WHAT YOU NEED TO DO: Select every line below containing the word "Magistrates".

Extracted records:

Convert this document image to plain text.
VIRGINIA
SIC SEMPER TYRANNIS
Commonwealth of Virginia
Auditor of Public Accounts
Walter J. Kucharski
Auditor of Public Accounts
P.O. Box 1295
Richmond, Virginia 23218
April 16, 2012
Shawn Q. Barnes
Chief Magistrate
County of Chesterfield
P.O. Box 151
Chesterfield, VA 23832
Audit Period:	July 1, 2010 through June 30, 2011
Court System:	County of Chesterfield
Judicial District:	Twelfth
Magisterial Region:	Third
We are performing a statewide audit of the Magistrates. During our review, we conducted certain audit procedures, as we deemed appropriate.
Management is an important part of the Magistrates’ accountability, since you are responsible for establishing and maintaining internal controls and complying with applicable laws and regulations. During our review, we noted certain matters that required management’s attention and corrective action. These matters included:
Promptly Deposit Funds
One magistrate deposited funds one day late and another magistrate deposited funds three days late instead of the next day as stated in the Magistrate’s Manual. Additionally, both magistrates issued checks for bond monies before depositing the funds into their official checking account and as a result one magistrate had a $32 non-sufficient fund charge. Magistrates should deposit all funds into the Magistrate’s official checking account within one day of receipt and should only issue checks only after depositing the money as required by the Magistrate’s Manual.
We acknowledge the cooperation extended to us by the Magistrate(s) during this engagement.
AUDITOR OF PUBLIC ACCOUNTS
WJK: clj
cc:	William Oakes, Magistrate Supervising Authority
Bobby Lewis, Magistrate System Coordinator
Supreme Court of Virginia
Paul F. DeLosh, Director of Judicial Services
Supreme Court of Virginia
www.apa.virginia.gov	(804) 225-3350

...

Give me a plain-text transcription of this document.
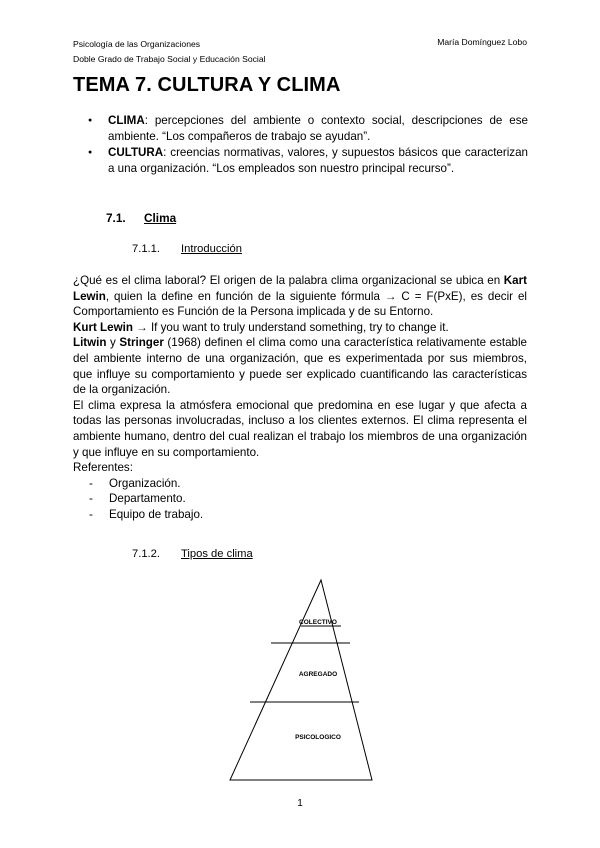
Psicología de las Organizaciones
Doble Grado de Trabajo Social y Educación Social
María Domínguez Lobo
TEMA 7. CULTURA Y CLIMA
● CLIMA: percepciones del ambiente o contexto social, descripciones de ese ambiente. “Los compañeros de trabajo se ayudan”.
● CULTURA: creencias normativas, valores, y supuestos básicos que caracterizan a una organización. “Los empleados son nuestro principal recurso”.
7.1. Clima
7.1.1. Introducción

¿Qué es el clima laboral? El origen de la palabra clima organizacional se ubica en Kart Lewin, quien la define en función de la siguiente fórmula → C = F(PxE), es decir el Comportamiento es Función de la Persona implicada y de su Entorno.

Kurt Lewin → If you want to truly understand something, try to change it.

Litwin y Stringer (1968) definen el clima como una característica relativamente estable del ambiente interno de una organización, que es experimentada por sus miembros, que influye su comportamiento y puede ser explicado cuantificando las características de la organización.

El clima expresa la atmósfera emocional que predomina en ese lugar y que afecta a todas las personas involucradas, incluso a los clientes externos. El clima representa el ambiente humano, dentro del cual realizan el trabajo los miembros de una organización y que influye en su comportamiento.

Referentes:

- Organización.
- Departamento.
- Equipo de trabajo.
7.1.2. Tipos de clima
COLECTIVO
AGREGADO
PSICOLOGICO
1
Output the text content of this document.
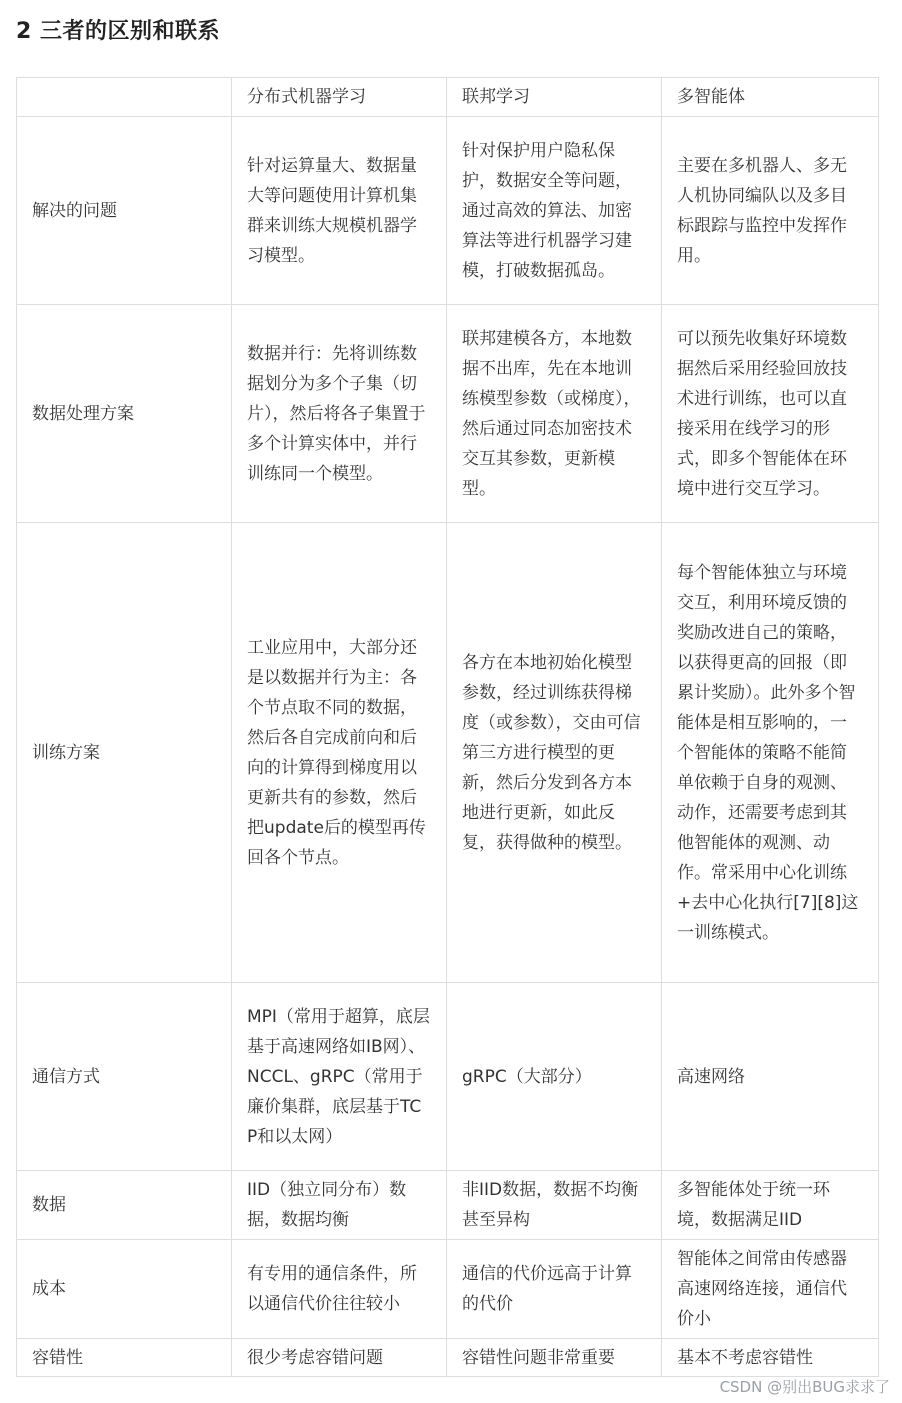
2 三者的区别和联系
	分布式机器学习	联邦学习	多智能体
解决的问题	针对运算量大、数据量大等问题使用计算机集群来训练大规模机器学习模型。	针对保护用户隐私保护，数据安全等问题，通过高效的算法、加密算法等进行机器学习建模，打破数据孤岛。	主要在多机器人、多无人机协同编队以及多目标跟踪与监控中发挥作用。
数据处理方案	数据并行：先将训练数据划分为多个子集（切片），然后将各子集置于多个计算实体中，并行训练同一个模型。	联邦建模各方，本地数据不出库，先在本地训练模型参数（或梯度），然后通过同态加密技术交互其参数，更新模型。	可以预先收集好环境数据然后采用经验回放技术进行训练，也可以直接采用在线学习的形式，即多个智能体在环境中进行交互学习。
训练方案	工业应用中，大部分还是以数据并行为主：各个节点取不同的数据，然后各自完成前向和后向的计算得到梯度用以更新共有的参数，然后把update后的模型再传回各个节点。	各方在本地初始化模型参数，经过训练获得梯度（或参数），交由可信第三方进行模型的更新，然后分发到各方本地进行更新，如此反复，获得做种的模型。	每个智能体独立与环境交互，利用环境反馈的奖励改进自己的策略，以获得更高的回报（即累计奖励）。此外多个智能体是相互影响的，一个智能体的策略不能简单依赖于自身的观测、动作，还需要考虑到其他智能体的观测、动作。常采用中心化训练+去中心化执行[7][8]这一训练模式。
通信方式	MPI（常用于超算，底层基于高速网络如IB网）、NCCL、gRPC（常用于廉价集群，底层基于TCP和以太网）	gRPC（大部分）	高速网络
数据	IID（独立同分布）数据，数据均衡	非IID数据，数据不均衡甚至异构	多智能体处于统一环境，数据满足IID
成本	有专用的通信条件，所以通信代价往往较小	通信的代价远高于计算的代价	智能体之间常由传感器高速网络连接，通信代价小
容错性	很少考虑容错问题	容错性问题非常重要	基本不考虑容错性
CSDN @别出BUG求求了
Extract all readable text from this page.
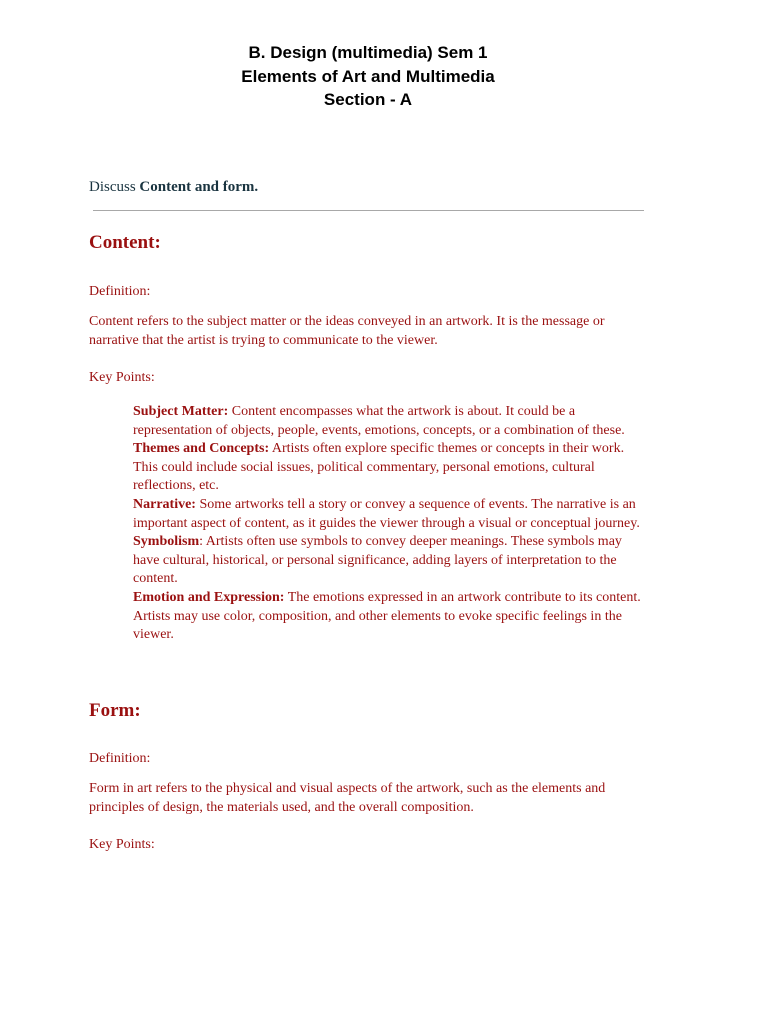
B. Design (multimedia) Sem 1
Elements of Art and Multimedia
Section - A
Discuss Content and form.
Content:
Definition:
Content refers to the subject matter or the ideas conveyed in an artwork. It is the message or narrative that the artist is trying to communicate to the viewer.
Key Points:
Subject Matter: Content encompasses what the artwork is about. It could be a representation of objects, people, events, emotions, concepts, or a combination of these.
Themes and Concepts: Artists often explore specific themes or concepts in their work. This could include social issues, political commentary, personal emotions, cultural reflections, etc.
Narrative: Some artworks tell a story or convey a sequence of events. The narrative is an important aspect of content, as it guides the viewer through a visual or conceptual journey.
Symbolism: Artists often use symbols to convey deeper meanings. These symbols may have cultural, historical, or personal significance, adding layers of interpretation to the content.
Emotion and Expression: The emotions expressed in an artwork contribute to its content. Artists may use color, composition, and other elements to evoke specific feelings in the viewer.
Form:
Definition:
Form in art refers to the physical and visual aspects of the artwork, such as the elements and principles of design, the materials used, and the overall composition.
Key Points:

RESPONSE TO THIS TASK:
We are performing a statewide audit of the Magistrates. During our review, we conducted certain audit procedures, as we deemed appropriate.
Management is an important part of the Magistrates’ accountability, since you are responsible for establishing and maintaining internal controls and complying with applicable laws and regulations. During our review, we noted certain matters that required management’s attention and corrective action. These matters included:
One magistrate deposited funds one day late and another magistrate deposited funds three days late instead of the next day as stated in the Magistrate’s Manual. Additionally, both magistrates issued checks for bond monies before depositing the funds into their official checking account and as a result one magistrate had a $32 non-sufficient fund charge. Magistrates should deposit all funds into the Magistrate’s official checking account within one day of receipt and should only issue checks only after depositing the money as required by the Magistrate’s Manual.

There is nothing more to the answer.